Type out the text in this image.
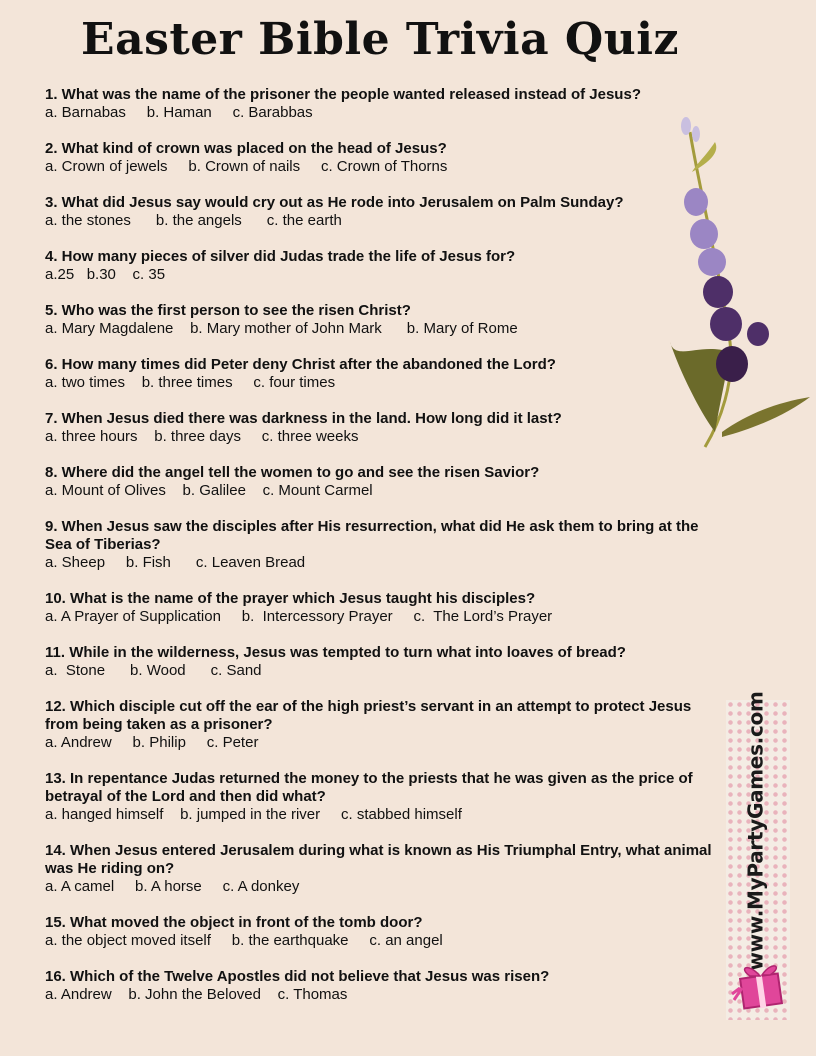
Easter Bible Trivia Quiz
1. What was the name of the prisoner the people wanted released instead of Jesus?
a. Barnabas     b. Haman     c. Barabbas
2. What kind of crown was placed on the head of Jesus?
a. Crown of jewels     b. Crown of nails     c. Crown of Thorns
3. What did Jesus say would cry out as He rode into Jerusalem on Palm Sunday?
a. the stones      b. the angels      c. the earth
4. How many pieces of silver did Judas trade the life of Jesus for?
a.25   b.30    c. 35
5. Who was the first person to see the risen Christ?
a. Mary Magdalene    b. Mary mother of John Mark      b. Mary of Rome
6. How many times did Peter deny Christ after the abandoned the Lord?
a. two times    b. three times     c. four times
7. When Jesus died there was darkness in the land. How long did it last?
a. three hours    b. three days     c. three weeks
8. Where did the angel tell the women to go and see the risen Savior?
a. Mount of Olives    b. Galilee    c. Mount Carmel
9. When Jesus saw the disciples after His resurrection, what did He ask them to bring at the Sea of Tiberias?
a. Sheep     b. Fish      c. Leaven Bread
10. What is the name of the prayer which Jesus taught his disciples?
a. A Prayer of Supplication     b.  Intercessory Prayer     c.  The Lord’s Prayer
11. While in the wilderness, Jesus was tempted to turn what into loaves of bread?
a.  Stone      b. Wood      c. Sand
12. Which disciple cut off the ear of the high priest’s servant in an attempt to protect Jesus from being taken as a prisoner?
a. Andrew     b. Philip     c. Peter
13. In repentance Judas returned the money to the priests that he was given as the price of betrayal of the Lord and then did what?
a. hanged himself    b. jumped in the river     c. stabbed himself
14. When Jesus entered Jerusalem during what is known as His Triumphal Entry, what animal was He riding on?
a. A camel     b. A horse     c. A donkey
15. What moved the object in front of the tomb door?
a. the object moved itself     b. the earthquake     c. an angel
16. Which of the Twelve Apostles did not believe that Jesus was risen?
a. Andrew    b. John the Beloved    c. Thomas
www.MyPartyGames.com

▬▬▬

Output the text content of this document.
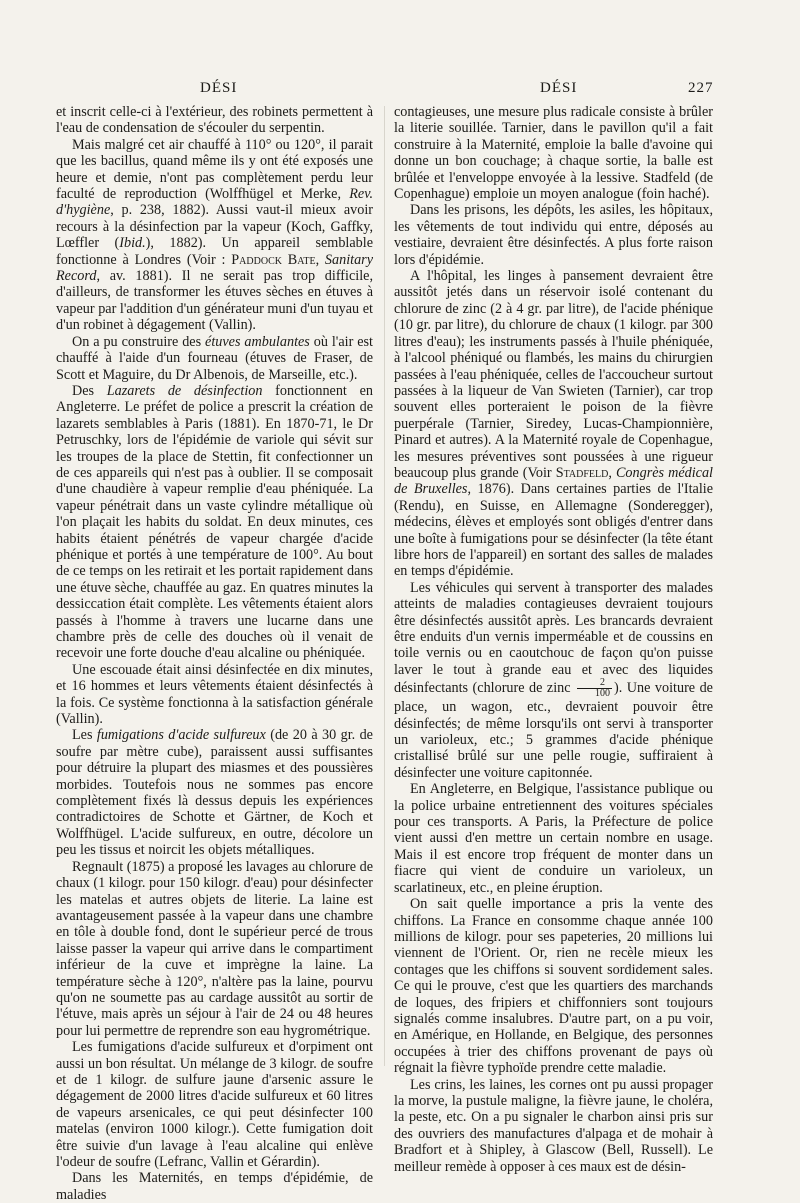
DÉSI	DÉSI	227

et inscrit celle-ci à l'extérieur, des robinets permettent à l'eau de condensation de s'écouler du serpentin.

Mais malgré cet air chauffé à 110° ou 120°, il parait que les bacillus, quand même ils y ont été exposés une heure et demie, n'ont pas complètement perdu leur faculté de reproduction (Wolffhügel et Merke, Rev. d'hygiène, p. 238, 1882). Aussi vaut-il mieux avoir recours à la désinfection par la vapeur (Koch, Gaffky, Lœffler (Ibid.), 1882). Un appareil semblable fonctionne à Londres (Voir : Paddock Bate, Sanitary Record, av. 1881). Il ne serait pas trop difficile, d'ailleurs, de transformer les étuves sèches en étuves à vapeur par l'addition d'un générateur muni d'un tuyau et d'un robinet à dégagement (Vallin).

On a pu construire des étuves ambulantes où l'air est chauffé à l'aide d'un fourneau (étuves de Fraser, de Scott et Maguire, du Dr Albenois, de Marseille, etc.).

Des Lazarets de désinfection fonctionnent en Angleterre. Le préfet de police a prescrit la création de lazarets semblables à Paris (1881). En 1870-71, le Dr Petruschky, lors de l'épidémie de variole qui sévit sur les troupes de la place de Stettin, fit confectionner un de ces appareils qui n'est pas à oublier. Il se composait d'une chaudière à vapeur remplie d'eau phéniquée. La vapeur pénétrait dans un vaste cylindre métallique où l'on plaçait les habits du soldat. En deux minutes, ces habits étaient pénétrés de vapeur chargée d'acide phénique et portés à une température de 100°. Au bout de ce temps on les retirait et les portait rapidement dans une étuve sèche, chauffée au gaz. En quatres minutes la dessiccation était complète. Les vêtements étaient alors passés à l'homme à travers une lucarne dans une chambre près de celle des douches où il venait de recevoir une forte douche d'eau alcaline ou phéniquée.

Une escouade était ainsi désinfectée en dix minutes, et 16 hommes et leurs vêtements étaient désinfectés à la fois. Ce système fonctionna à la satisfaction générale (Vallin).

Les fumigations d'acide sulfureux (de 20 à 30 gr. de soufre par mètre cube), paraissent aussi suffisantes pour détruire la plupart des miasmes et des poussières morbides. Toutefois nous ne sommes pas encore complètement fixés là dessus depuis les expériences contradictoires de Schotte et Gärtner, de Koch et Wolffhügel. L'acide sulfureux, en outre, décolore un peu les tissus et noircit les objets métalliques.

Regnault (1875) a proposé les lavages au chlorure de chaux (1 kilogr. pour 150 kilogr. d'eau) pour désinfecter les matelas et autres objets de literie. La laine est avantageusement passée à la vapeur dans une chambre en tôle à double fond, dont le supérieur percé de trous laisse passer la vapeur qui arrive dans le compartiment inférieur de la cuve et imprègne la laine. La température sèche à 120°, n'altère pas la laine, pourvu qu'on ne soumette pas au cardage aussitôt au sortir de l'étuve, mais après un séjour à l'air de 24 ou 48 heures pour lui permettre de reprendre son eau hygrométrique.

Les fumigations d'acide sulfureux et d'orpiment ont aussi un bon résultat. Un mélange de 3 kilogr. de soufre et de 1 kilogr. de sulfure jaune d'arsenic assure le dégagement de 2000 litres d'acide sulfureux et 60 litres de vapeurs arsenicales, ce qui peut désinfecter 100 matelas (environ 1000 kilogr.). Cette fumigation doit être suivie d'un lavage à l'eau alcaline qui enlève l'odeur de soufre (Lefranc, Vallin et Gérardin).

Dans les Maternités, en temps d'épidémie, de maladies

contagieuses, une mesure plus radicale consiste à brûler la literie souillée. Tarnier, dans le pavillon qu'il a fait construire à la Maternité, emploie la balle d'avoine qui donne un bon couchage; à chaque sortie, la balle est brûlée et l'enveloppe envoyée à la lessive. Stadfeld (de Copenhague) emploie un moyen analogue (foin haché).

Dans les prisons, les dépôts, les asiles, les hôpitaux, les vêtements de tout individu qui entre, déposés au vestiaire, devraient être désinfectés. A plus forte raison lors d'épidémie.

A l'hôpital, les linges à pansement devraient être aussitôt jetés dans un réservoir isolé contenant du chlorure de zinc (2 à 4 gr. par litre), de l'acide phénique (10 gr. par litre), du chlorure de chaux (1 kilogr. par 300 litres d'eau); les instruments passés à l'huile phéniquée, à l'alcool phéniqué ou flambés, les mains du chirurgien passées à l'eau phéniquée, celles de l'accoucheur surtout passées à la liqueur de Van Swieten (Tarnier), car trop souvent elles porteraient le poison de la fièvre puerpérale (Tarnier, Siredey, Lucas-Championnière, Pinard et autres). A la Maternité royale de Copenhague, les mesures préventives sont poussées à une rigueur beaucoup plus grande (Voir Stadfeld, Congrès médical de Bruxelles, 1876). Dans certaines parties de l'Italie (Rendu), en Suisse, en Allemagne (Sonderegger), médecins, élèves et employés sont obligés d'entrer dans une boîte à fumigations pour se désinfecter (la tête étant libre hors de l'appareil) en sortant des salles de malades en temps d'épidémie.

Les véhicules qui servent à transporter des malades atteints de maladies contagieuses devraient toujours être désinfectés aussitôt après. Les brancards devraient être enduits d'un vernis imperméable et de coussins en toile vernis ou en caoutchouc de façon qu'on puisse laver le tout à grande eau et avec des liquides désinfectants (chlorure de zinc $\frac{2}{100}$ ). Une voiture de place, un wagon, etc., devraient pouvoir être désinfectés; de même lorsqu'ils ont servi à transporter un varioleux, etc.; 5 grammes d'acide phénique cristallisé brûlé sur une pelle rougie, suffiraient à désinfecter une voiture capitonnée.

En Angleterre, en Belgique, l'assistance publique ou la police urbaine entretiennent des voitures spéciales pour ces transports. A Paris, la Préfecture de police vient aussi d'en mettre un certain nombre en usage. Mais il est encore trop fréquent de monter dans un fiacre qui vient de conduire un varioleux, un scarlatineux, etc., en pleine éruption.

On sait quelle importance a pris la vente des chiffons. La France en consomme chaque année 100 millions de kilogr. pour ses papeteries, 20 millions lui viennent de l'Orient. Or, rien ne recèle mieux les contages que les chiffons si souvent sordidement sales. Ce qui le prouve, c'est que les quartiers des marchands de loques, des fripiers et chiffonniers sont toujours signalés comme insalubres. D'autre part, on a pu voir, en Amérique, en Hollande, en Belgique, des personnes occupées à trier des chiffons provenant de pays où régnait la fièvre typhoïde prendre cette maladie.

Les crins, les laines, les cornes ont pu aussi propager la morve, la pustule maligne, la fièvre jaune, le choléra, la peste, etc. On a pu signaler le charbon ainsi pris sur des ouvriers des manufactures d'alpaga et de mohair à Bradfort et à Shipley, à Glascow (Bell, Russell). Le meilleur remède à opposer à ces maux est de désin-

▬▬▬

WHAT TO DO: Pull every line containing "John" out of the records.

CORRECT RESPONSE:
a. Mary Magdalene    b. Mary mother of John Mark      b. Mary of Rome
a. Andrew    b. John the Beloved    c. Thomas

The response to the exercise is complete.